Would you retype all of these records exactly?
───── Task inputs ─────
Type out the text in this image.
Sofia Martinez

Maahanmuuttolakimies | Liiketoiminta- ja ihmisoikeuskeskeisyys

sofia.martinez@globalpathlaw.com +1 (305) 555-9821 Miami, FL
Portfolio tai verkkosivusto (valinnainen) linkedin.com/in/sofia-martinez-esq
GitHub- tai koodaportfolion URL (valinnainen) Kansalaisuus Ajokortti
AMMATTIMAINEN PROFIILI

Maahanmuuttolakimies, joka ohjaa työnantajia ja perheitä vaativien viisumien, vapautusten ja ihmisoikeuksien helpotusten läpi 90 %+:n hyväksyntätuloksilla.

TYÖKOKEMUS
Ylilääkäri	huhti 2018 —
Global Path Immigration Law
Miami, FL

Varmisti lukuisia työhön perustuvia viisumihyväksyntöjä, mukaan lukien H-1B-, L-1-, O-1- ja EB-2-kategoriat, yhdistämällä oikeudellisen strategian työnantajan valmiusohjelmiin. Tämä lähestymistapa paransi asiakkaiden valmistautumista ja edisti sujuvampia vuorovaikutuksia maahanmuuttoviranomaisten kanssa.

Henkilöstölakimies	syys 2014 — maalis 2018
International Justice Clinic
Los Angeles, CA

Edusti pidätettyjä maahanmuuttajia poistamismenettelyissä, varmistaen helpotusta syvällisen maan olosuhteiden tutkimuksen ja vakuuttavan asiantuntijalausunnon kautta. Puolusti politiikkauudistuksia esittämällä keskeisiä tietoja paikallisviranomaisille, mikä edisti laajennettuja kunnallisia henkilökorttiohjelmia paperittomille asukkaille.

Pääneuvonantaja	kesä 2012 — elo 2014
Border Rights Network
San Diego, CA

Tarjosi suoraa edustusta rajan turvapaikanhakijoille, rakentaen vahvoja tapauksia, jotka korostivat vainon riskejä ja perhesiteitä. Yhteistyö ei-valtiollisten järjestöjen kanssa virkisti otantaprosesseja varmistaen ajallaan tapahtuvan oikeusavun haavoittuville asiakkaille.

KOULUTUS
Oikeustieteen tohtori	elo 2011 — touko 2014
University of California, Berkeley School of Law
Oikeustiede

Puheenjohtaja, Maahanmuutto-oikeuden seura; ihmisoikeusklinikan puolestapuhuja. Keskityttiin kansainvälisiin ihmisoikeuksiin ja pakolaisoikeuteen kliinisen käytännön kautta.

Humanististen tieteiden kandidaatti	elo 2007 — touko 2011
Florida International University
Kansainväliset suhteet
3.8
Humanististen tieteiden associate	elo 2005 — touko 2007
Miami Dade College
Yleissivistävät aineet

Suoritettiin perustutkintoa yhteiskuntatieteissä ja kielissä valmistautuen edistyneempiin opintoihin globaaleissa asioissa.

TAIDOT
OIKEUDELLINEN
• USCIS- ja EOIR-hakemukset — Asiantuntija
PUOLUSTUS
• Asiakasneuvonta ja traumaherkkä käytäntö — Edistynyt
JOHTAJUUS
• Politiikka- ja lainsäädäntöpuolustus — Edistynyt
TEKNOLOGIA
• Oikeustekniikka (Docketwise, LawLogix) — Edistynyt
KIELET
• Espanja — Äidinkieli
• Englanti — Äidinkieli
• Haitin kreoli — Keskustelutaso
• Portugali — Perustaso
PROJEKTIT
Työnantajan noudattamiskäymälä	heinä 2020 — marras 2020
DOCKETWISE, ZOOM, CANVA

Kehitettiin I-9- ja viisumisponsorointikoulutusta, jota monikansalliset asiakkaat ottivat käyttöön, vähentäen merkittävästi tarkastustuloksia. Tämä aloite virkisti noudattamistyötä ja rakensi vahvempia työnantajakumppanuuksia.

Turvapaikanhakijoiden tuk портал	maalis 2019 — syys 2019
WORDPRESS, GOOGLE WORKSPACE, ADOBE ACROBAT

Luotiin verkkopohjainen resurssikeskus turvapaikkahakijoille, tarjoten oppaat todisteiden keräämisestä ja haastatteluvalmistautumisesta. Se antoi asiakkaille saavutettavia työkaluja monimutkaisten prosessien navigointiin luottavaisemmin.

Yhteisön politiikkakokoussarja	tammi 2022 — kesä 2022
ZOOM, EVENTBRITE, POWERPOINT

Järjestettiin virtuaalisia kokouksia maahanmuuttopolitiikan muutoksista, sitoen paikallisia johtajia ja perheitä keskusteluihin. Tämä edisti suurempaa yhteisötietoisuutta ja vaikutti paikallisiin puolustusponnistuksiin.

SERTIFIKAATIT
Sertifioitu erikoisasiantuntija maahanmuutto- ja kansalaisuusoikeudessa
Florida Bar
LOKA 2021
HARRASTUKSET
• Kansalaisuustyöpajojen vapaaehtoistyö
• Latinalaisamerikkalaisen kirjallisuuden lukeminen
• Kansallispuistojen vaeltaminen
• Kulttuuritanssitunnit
─────
_Exercise solution_.
Type out the text in this image.
Sofia Martinez

Maahanmuuttolakimies | Liiketoiminta- ja ihmisoikeuskeskeisyys

sofia.martinez@globalpathlaw.com +1 (305) 555-9821 Miami, FL
Portfolio tai verkkosivusto (valinnainen) linkedin.com/in/sofia-martinez-esq
GitHub- tai koodaportfolion URL (valinnainen) Kansalaisuus Ajokortti
AMMATTIMAINEN PROFIILI

Maahanmuuttolakimies, joka ohjaa työnantajia ja perheitä vaativien viisumien, vapautusten ja ihmisoikeuksien helpotusten läpi 90 %+:n hyväksyntätuloksilla.

TYÖKOKEMUS
Ylilääkäri	huhti 2018 —
Global Path Immigration Law
Miami, FL

Varmisti lukuisia työhön perustuvia viisumihyväksyntöjä, mukaan lukien H-1B-, L-1-, O-1- ja EB-2-kategoriat, yhdistämällä oikeudellisen strategian työnantajan valmiusohjelmiin. Tämä lähestymistapa paransi asiakkaiden valmistautumista ja edisti sujuvampia vuorovaikutuksia maahanmuuttoviranomaisten kanssa.

Henkilöstölakimies	syys 2014 — maalis 2018
International Justice Clinic
Los Angeles, CA

Edusti pidätettyjä maahanmuuttajia poistamismenettelyissä, varmistaen helpotusta syvällisen maan olosuhteiden tutkimuksen ja vakuuttavan asiantuntijalausunnon kautta. Puolusti politiikkauudistuksia esittämällä keskeisiä tietoja paikallisviranomaisille, mikä edisti laajennettuja kunnallisia henkilökorttiohjelmia paperittomille asukkaille.

Pääneuvonantaja	kesä 2012 — elo 2014
Border Rights Network
San Diego, CA

Tarjosi suoraa edustusta rajan turvapaikanhakijoille, rakentaen vahvoja tapauksia, jotka korostivat vainon riskejä ja perhesiteitä. Yhteistyö ei-valtiollisten järjestöjen kanssa virkisti otantaprosesseja varmistaen ajallaan tapahtuvan oikeusavun haavoittuville asiakkaille.

KOULUTUS
Oikeustieteen tohtori	elo 2011 — touko 2014
University of California, Berkeley School of Law
Oikeustiede

Puheenjohtaja, Maahanmuutto-oikeuden seura; ihmisoikeusklinikan puolestapuhuja. Keskityttiin kansainvälisiin ihmisoikeuksiin ja pakolaisoikeuteen kliinisen käytännön kautta.

Humanististen tieteiden kandidaatti	elo 2007 — touko 2011
Florida International University
Kansainväliset suhteet
3.8
Humanististen tieteiden associate	elo 2005 — touko 2007
Miami Dade College
Yleissivistävät aineet

Suoritettiin perustutkintoa yhteiskuntatieteissä ja kielissä valmistautuen edistyneempiin opintoihin globaaleissa asioissa.

TAIDOT
OIKEUDELLINEN
• USCIS- ja EOIR-hakemukset — Asiantuntija
PUOLUSTUS
• Asiakasneuvonta ja traumaherkkä käytäntö — Edistynyt
JOHTAJUUS
• Politiikka- ja lainsäädäntöpuolustus — Edistynyt
TEKNOLOGIA
• Oikeustekniikka (Docketwise, LawLogix) — Edistynyt
KIELET
• Espanja — Äidinkieli
• Englanti — Äidinkieli
• Haitin kreoli — Keskustelutaso
• Portugali — Perustaso
PROJEKTIT
Työnantajan noudattamiskäymälä	heinä 2020 — marras 2020
DOCKETWISE, ZOOM, CANVA

Kehitettiin I-9- ja viisumisponsorointikoulutusta, jota monikansalliset asiakkaat ottivat käyttöön, vähentäen merkittävästi tarkastustuloksia. Tämä aloite virkisti noudattamistyötä ja rakensi vahvempia työnantajakumppanuuksia.

Turvapaikanhakijoiden tuk портал	maalis 2019 — syys 2019
WORDPRESS, GOOGLE WORKSPACE, ADOBE ACROBAT

Luotiin verkkopohjainen resurssikeskus turvapaikkahakijoille, tarjoten oppaat todisteiden keräämisestä ja haastatteluvalmistautumisesta. Se antoi asiakkaille saavutettavia työkaluja monimutkaisten prosessien navigointiin luottavaisemmin.

Yhteisön politiikkakokoussarja	tammi 2022 — kesä 2022
ZOOM, EVENTBRITE, POWERPOINT

Järjestettiin virtuaalisia kokouksia maahanmuuttopolitiikan muutoksista, sitoen paikallisia johtajia ja perheitä keskusteluihin. Tämä edisti suurempaa yhteisötietoisuutta ja vaikutti paikallisiin puolustusponnistuksiin.

SERTIFIKAATIT
Sertifioitu erikoisasiantuntija maahanmuutto- ja kansalaisuusoikeudessa
Florida Bar
LOKA 2021
HARRASTUKSET
• Kansalaisuustyöpajojen vapaaehtoistyö
• Latinalaisamerikkalaisen kirjallisuuden lukeminen
• Kansallispuistojen vaeltaminen
• Kulttuuritanssitunnit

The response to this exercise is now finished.